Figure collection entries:

----

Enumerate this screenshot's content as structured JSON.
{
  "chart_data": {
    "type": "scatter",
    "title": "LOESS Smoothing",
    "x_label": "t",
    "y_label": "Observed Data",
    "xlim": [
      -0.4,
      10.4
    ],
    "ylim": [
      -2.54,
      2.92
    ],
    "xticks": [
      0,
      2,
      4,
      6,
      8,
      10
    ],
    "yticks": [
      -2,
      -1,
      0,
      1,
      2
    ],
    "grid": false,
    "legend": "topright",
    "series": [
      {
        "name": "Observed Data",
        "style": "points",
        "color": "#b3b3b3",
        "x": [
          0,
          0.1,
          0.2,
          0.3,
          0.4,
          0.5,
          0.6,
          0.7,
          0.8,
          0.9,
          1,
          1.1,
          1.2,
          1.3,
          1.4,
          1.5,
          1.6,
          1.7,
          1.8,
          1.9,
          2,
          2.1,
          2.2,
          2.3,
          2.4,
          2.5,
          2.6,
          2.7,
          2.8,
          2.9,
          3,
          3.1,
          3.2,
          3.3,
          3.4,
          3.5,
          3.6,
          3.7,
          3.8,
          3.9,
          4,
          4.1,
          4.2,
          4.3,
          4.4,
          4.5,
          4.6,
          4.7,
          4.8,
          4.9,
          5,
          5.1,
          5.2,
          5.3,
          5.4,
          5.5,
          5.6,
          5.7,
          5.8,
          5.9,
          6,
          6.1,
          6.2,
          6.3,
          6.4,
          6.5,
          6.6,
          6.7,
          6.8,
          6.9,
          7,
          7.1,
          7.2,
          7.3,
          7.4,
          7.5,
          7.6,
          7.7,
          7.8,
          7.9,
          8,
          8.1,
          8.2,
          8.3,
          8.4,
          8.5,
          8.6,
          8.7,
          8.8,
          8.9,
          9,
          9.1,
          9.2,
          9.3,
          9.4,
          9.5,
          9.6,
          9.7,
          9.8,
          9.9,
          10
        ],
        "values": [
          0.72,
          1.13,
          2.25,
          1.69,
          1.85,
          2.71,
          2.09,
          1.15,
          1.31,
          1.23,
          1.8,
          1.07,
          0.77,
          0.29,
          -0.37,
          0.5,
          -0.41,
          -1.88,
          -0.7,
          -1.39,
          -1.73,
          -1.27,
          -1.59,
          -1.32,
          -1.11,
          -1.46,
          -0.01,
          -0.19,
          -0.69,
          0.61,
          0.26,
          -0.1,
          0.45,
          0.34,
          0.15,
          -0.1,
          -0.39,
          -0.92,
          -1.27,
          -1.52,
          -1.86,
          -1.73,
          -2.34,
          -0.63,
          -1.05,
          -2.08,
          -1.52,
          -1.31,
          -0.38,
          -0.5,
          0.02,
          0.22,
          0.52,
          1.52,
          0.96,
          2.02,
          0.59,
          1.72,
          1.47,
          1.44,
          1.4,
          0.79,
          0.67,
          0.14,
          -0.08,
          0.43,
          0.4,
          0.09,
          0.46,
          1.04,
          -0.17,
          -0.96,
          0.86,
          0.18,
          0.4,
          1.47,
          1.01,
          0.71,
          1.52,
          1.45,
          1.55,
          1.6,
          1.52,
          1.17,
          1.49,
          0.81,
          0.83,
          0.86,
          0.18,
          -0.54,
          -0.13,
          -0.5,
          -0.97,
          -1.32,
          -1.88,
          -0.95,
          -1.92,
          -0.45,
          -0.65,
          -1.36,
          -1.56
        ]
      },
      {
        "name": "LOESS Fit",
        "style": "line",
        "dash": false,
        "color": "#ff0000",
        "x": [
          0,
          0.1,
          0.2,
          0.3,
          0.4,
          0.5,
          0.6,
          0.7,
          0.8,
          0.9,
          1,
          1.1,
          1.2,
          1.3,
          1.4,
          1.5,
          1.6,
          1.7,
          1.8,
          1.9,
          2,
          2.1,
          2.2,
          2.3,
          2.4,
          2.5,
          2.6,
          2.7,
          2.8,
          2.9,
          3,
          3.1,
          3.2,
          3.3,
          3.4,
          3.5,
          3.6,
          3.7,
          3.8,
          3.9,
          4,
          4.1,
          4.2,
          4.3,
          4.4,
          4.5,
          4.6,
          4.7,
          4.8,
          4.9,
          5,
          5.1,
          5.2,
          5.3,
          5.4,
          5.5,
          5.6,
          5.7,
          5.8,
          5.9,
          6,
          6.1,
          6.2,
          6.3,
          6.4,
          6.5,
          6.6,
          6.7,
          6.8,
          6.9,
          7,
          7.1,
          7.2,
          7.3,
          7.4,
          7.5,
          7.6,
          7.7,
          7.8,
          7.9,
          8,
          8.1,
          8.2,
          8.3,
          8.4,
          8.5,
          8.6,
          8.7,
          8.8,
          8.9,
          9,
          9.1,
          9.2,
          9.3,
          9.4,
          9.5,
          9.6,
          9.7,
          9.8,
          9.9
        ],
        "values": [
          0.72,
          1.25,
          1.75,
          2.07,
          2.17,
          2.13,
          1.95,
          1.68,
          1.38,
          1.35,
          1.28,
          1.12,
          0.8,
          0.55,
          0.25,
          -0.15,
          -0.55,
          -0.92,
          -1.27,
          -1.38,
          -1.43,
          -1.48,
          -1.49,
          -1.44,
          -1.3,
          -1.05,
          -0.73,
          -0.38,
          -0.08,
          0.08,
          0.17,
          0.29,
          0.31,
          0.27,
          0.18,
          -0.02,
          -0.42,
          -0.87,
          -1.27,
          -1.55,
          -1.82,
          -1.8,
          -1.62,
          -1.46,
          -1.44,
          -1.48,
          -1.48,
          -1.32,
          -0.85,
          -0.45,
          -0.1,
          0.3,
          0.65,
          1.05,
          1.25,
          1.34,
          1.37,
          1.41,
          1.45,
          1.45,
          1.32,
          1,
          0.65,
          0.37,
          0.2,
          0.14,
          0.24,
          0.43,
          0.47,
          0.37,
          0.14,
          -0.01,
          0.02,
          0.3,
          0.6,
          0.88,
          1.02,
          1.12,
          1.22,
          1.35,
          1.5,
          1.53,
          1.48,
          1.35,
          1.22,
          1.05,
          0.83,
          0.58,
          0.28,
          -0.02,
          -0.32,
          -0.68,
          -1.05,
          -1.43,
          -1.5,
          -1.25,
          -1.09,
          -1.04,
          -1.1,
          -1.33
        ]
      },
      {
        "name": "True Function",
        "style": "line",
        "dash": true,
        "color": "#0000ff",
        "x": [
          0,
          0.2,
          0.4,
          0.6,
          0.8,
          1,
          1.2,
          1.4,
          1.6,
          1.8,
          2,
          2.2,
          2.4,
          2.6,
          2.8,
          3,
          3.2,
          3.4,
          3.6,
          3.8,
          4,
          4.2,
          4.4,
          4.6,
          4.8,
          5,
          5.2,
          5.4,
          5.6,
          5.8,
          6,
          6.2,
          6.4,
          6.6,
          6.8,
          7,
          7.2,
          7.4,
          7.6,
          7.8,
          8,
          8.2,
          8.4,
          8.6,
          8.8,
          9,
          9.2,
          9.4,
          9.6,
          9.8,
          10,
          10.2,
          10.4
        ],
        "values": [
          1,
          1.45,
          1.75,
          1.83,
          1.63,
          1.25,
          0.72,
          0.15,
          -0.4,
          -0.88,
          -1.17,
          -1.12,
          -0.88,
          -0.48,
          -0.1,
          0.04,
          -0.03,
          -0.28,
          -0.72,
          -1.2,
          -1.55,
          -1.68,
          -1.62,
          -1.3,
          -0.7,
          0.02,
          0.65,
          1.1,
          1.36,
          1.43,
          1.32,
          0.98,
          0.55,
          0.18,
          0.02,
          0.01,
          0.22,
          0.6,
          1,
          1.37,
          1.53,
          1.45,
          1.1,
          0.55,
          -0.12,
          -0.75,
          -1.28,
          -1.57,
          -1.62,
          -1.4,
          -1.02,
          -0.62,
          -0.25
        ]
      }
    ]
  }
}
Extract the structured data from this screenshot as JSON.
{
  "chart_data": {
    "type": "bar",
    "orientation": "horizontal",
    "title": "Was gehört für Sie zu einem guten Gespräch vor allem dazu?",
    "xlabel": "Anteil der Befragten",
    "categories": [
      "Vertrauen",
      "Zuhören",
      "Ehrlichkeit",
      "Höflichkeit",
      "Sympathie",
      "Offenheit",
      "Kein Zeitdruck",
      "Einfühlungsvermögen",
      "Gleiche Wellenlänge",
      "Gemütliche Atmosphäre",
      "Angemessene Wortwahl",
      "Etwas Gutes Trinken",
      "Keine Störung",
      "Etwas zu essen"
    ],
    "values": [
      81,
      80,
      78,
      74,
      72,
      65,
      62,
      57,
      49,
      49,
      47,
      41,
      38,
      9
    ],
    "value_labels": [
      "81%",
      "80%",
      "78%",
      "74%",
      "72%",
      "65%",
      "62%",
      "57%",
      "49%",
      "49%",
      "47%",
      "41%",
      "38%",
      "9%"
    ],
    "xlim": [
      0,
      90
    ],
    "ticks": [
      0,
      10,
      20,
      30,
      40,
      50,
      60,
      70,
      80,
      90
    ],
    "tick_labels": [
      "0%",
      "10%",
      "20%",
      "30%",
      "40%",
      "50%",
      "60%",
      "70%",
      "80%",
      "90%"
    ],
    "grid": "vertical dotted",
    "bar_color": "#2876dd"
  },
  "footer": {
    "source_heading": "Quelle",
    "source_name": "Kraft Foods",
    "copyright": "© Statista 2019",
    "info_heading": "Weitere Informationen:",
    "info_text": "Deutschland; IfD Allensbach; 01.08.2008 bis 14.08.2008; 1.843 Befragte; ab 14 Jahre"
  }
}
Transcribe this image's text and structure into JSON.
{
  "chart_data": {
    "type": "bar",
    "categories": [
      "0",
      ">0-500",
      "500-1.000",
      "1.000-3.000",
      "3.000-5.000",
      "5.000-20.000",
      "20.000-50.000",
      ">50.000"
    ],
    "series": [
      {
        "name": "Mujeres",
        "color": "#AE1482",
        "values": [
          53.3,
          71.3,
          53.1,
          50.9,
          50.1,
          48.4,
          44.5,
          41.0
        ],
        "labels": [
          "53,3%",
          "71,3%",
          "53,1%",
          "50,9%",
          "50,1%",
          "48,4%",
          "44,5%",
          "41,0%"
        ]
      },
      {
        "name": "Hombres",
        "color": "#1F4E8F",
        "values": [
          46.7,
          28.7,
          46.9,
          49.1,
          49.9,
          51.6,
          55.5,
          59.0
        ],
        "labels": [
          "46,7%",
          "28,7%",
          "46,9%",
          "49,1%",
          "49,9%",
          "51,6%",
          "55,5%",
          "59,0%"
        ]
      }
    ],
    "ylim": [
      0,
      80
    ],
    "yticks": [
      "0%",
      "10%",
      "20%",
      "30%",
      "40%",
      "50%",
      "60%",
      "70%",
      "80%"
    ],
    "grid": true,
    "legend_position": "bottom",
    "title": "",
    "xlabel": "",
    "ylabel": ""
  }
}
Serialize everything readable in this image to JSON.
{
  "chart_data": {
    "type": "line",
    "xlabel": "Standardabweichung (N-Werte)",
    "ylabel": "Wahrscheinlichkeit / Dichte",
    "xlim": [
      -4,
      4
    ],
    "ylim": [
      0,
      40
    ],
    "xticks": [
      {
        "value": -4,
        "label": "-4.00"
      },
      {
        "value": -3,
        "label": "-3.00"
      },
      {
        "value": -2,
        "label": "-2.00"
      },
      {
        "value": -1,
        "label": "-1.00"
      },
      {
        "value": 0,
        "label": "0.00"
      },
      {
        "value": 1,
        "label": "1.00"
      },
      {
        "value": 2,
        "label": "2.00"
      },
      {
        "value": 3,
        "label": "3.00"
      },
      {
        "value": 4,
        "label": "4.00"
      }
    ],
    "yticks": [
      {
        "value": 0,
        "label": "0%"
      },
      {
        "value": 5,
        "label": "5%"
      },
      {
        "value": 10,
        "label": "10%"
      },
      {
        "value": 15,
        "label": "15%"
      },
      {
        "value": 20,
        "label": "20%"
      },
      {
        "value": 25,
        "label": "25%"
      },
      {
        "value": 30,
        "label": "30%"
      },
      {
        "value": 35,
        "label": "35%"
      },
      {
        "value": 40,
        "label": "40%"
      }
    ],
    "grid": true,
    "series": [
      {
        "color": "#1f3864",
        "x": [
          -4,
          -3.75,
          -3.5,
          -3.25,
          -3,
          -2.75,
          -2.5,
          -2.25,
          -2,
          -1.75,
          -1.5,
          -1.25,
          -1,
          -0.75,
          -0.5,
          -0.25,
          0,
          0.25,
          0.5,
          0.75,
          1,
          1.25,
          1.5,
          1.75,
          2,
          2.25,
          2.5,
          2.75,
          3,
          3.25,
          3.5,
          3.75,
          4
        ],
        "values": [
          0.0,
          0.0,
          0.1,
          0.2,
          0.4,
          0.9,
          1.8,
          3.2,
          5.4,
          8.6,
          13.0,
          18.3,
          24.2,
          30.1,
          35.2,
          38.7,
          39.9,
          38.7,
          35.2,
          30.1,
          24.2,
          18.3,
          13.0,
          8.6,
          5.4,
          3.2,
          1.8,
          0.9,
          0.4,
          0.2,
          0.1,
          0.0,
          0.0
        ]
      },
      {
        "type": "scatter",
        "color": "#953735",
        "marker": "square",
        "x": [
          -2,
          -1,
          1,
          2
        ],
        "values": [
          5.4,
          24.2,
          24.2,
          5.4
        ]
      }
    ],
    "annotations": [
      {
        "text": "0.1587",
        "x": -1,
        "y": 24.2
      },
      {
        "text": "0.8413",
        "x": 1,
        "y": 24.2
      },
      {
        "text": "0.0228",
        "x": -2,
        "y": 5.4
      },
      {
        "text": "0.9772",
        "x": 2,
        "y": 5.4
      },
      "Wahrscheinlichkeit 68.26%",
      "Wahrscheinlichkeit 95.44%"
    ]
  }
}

----

→ THE EXERCISE
Establish how many lines of the records contain the string "type" and state that number without elaboration.

→ EXERCISE ANSWER
5